+++ Data section +++
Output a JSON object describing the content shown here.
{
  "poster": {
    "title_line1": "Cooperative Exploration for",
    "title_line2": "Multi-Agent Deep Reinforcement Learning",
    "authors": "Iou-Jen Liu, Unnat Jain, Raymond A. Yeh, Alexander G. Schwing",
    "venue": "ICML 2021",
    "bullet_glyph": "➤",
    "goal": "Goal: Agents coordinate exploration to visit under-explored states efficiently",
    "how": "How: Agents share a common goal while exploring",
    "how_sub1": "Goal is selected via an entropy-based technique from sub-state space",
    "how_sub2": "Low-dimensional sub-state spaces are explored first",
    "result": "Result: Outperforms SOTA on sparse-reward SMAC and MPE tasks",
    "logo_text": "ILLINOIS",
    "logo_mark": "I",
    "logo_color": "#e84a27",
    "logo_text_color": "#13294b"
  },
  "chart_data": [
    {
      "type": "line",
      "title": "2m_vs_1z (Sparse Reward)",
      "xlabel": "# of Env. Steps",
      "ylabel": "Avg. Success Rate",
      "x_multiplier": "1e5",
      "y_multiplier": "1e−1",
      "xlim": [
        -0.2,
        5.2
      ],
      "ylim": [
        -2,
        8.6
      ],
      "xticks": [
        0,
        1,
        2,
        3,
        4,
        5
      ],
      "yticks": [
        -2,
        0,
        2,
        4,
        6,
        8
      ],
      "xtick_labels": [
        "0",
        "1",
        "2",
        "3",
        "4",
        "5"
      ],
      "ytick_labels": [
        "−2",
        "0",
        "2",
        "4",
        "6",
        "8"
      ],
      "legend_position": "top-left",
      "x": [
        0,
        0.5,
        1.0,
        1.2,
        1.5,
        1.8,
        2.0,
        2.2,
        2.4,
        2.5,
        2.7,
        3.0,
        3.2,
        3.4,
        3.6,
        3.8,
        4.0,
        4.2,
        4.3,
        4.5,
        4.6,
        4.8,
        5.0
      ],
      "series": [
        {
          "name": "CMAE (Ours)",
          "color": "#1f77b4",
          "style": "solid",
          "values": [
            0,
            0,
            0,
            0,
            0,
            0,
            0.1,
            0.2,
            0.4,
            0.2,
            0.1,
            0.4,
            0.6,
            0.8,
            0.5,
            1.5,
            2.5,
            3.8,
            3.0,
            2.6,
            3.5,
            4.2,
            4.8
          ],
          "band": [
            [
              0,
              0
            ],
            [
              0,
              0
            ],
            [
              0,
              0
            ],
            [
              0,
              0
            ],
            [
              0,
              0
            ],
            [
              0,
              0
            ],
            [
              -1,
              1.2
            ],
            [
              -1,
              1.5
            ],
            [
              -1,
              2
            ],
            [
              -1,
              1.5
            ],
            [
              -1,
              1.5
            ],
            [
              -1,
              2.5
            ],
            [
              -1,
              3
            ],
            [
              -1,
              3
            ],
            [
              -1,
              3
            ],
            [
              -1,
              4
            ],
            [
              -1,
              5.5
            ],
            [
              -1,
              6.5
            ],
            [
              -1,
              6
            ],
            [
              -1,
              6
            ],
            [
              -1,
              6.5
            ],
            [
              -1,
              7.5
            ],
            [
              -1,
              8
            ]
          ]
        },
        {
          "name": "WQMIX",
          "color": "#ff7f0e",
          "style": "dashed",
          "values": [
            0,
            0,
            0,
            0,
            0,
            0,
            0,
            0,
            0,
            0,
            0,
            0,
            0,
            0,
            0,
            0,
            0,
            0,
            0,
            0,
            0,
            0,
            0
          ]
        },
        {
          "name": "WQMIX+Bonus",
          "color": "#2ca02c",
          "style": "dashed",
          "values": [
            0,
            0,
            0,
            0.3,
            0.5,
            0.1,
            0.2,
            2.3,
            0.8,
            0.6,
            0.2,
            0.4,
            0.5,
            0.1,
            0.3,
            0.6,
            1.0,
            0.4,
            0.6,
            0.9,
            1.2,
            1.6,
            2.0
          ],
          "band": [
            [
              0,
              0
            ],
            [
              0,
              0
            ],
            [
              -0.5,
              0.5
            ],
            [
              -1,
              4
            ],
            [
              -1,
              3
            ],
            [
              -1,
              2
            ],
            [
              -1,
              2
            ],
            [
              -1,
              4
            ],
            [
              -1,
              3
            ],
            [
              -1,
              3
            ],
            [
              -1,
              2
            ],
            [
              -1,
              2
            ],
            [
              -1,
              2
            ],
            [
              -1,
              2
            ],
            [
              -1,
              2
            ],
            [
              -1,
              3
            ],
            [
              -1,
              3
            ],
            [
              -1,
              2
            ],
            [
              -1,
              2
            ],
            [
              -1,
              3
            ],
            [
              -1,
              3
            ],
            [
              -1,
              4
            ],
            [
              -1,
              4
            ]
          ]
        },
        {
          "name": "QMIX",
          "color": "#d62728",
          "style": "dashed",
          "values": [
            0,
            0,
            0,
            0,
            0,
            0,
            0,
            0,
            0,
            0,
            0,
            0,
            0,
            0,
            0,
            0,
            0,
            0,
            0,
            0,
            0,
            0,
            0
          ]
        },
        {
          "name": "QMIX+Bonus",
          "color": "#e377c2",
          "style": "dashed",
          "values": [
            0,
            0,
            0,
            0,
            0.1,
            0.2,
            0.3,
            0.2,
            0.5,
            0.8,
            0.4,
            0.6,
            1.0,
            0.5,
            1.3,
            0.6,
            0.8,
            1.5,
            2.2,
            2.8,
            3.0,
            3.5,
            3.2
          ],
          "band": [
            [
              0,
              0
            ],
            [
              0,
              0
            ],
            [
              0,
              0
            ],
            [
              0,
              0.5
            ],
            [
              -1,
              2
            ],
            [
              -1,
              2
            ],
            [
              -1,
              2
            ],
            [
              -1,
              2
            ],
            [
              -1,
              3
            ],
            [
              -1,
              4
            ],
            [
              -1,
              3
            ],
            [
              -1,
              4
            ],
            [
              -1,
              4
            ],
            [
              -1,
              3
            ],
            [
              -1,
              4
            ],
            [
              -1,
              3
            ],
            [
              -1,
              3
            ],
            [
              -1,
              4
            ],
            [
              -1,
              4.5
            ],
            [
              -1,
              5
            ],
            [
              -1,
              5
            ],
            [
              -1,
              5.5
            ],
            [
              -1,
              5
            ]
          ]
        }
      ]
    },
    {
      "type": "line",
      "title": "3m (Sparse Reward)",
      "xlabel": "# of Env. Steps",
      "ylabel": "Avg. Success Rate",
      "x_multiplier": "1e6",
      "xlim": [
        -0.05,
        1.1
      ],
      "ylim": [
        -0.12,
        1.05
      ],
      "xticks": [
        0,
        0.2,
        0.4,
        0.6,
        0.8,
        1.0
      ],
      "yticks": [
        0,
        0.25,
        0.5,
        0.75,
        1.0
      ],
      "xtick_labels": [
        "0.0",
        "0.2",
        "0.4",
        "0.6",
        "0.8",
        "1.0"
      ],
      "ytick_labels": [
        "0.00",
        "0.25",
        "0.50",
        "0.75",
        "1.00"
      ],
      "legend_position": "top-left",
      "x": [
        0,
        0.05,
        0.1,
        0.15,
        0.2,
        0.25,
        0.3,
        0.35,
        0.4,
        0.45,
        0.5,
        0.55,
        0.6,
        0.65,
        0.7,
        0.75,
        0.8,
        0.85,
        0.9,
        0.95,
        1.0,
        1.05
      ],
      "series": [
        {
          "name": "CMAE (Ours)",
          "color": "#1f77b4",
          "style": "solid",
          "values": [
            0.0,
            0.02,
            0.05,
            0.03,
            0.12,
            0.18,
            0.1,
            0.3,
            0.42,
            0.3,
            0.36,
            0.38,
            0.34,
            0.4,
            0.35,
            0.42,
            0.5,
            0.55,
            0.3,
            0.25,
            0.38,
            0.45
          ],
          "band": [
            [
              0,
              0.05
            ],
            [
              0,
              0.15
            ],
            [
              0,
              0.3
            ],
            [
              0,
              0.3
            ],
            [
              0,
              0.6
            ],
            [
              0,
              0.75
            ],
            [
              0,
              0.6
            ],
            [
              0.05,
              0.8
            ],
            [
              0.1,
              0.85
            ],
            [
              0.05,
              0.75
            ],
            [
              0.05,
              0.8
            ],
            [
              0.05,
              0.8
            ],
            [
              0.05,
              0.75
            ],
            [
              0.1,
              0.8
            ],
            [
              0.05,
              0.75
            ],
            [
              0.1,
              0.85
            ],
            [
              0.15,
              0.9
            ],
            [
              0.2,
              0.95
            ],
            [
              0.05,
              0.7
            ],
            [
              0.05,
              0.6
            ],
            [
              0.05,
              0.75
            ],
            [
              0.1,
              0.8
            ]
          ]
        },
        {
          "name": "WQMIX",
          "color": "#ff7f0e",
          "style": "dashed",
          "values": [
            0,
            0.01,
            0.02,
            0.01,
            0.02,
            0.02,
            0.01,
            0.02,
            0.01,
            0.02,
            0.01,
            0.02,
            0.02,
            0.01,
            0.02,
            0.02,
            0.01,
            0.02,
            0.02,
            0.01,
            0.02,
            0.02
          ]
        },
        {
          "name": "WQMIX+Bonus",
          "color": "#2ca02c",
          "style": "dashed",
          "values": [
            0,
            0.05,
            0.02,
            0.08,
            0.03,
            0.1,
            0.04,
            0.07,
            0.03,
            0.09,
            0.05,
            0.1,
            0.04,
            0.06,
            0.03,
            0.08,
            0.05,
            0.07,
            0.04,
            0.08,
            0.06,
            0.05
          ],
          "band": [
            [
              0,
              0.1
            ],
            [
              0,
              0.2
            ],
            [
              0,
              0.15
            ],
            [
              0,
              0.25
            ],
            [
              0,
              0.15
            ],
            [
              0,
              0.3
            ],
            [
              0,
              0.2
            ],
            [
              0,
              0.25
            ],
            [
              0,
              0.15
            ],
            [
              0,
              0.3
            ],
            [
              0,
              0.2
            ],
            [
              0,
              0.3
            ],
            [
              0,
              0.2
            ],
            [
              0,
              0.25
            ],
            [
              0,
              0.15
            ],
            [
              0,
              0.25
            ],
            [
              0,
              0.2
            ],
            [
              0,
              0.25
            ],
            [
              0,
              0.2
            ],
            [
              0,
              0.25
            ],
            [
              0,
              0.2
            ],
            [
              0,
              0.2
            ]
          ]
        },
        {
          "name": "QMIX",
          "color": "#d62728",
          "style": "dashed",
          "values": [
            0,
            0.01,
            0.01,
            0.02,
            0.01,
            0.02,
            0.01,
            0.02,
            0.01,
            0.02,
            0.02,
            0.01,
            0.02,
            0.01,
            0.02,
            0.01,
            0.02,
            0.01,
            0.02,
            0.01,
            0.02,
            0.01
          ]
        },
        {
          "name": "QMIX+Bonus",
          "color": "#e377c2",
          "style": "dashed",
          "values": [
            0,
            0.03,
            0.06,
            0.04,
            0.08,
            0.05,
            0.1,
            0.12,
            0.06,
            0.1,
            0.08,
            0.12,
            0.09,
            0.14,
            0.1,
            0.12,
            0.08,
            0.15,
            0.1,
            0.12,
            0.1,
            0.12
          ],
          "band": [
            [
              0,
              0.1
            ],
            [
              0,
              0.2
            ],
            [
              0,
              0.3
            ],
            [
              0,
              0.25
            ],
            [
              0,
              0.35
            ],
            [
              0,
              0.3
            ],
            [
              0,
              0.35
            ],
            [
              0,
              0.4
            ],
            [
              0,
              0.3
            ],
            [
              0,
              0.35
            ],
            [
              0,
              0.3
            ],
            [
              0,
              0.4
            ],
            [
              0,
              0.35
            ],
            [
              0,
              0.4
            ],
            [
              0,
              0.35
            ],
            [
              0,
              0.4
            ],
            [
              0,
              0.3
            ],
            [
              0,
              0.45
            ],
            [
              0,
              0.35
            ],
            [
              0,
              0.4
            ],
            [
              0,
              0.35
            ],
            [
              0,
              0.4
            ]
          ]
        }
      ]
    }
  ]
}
+++
◆ **What is needed**
Work out how many lines above contain the word "explored". Give only the number.

◆ **Answer in full**
2